# Given request 1
Please pull out every line of the entries that contains the string "logo".
═════ Source document
30 lines
1.7 KiB
TeX
30 lines
1.7 KiB
TeX
|
\section*{Conclusion}
|
||
|
|
||
|
In this chapter, we studied data dependencies within assembly kernels; and more
|
||
|
specifically, data dependencies occurring through memory accesses, which we
|
||
|
call \emph{memory-carried dependencies}. \cesasme{}'s analysis showed in
|
||
|
\autoref{chap:CesASMe} that this kind of dependency was responsible for a
|
||
|
significant portion of state-of-the-art analyzers' prediction errors.
|
||
|
|
||
|
We introduce \staticdeps{}, a heuristic approach based on random values as
|
||
|
representatives of abstract values. This approach is able to find data
|
||
|
dependencies, including memory-carried ones, loop-carried or not, leveraging
|
||
|
semantics of the assembly code provided by \valgrind{}'s \vex. It is, however,
|
||
|
still unable to find aliasing addresses whose source of aliasing is outside of
|
||
|
the studied block's scope ---~and, as such, suffers from the \emph{lack of
|
||
|
context} pointed out in the previous chapter.
|
||
|
|
||
|
\medskip{}
|
||
|
|
||
|
Our evaluation of \staticdeps{} against a dynamic analysis baseline,
|
||
|
\depsim{}, shows that it only finds about 60\,\% of the existing dependencies.
|
||
|
We however enrich \uica{} with \staticdeps{}, and find that it performs on the
|
||
|
full \cesasme{}'s dataset as well as \uica{} alone on the pruned dataset of
|
||
|
\cesasme{}, removing memory-carried bottlenecks. From this, we conclude that
|
||
|
\staticdeps{} is very successful at finding the data dependencies through
|
||
|
memory that actually matter from a performance analysis perspective. We also
|
||
|
find that, despite being written in pure Python, \staticdeps{} is at least
|
||
|
30$\times$ faster than its C dynamic counterpart, \depsim; as such, we expect
|
||
|
a compiled and optimized implementation of \staticdeps{} to be two to three
|
||
|
orders of magnitude faster than \depsim{}.
|
══════════
# Given request 2
According to the conclusion, how much faster is the pure-Python tool than its C dynamic counterpart?
═════ Data provided
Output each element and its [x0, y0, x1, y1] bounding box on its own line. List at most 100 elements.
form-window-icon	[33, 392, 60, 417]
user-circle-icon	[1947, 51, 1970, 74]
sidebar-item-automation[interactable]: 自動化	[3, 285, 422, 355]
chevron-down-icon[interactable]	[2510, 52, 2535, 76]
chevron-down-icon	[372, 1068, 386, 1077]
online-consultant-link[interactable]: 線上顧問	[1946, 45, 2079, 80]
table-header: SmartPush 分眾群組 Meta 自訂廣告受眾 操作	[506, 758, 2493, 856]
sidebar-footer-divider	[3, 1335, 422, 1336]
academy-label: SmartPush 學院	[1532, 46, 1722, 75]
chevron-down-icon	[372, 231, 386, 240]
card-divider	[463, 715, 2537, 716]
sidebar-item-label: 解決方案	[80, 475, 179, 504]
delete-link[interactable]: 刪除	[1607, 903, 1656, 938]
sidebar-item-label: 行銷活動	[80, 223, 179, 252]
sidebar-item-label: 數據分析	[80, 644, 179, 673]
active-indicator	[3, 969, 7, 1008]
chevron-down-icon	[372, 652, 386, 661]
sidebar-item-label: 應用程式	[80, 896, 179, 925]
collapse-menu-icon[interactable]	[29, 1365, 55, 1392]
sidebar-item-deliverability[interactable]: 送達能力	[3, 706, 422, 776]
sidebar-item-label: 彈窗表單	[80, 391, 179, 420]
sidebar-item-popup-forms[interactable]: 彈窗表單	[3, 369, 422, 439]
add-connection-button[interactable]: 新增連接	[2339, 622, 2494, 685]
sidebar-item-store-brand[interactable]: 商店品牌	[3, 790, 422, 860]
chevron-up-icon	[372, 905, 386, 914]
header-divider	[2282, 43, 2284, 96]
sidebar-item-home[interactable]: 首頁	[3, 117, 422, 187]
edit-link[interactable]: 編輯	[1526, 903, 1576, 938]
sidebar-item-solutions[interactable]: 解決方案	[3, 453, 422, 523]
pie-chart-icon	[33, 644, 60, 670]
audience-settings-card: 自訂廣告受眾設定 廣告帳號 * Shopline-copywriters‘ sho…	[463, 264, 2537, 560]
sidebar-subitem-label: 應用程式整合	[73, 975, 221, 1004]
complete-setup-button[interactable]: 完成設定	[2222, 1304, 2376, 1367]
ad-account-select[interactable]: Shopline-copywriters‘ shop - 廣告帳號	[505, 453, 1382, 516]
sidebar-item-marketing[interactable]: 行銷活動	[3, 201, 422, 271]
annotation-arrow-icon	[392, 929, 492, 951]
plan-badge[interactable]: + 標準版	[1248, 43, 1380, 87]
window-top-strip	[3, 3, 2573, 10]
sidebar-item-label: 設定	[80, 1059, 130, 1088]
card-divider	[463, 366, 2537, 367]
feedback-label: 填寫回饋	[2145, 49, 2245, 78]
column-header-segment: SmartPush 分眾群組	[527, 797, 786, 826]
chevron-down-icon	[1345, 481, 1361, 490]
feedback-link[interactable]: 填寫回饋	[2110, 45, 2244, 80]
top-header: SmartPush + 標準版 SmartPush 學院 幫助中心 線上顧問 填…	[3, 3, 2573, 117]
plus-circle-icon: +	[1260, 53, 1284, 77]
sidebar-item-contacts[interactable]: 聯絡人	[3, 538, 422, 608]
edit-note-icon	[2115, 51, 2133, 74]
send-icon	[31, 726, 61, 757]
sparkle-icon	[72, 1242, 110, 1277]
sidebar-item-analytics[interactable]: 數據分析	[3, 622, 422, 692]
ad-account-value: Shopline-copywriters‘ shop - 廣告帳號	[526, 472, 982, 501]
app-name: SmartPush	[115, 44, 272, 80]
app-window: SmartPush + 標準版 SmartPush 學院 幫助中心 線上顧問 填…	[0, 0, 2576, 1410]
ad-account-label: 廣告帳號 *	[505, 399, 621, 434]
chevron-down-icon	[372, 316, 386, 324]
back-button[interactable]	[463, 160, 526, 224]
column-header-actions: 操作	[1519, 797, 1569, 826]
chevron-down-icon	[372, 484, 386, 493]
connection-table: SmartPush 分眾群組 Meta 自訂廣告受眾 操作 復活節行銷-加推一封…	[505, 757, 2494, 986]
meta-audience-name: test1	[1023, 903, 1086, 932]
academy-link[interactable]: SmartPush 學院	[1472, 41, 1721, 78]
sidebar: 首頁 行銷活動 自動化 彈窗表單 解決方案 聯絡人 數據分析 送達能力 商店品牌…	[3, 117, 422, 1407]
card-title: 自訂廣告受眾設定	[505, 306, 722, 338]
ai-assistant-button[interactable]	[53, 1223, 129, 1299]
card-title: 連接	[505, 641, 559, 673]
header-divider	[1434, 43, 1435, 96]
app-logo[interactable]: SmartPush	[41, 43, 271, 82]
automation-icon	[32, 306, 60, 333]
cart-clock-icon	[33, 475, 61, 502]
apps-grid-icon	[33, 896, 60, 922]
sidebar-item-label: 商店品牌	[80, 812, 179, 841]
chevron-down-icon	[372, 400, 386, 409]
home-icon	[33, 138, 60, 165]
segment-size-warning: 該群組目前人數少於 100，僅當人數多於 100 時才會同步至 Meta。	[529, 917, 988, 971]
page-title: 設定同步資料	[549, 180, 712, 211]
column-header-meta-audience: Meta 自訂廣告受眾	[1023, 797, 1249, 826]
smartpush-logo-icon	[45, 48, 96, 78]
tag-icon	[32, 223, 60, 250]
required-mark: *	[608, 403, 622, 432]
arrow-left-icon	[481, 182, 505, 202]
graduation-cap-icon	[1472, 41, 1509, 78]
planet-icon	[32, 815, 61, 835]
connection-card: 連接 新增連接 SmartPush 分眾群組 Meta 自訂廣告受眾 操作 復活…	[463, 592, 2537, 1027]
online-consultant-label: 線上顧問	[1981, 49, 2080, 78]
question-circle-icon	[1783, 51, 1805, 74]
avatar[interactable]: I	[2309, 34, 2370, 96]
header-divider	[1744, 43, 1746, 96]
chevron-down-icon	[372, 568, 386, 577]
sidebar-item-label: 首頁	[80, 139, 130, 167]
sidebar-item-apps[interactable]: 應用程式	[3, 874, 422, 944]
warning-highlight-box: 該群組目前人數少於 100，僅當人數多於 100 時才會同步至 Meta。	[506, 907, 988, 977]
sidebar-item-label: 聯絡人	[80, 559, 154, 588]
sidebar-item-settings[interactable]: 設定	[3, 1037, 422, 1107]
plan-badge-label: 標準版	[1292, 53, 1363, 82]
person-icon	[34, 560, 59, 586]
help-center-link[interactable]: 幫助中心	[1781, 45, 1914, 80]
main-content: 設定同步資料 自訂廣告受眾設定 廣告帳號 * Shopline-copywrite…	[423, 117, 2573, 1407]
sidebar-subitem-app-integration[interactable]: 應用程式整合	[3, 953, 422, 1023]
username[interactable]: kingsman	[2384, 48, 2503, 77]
══════════
# Exercise response 1
app-logo[interactable]: SmartPush	[41, 43, 271, 82]
smartpush-logo-icon	[45, 48, 96, 78]

# Exercise response 2
At least 30 times faster.